Omit the images. Copy each entry word for word.
[start]
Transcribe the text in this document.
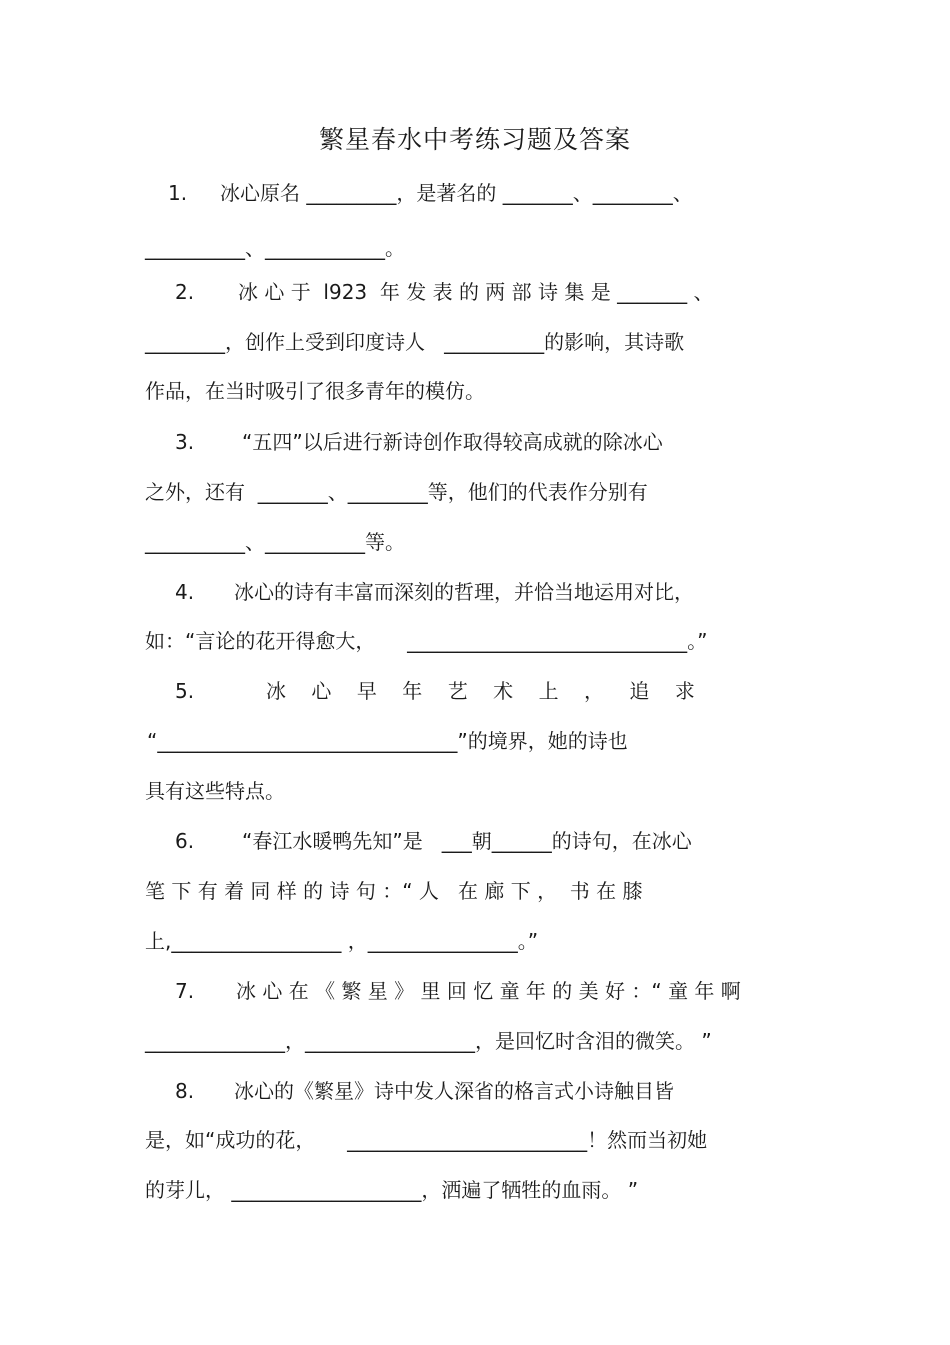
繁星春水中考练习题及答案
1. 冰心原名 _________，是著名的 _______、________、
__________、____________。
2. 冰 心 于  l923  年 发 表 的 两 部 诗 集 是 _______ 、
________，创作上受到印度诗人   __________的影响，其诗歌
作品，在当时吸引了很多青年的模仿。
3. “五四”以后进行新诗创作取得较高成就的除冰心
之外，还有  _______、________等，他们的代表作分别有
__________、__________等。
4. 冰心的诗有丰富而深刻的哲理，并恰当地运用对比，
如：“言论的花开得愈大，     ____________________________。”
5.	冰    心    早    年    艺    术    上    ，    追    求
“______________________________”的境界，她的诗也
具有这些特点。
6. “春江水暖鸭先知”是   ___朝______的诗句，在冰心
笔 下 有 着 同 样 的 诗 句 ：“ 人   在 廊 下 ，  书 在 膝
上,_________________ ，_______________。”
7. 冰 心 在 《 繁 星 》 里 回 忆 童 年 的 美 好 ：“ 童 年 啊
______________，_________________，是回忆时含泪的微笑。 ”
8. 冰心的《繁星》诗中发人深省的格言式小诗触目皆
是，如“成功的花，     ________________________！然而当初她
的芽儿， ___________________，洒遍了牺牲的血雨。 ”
[end]
## Task response:
Transcribe the text in this document.
繁星春水中考练习题及答案
1. 冰心原名 _________，是著名的 _______、________、
__________、____________。
2. 冰 心 于  l923  年 发 表 的 两 部 诗 集 是 _______ 、
________，创作上受到印度诗人   __________的影响，其诗歌
作品，在当时吸引了很多青年的模仿。
3. “五四”以后进行新诗创作取得较高成就的除冰心
之外，还有  _______、________等，他们的代表作分别有
__________、__________等。
4. 冰心的诗有丰富而深刻的哲理，并恰当地运用对比，
如：“言论的花开得愈大，     ____________________________。”
5.	冰    心    早    年    艺    术    上    ，    追    求
“______________________________”的境界，她的诗也
具有这些特点。
6. “春江水暖鸭先知”是   ___朝______的诗句，在冰心
笔 下 有 着 同 样 的 诗 句 ：“ 人   在 廊 下 ，  书 在 膝
上,_________________ ，_______________。”
7. 冰 心 在 《 繁 星 》 里 回 忆 童 年 的 美 好 ：“ 童 年 啊
______________，_________________，是回忆时含泪的微笑。 ”
8. 冰心的《繁星》诗中发人深省的格言式小诗触目皆
是，如“成功的花，     ________________________！然而当初她
的芽儿， ___________________，洒遍了牺牲的血雨。 ”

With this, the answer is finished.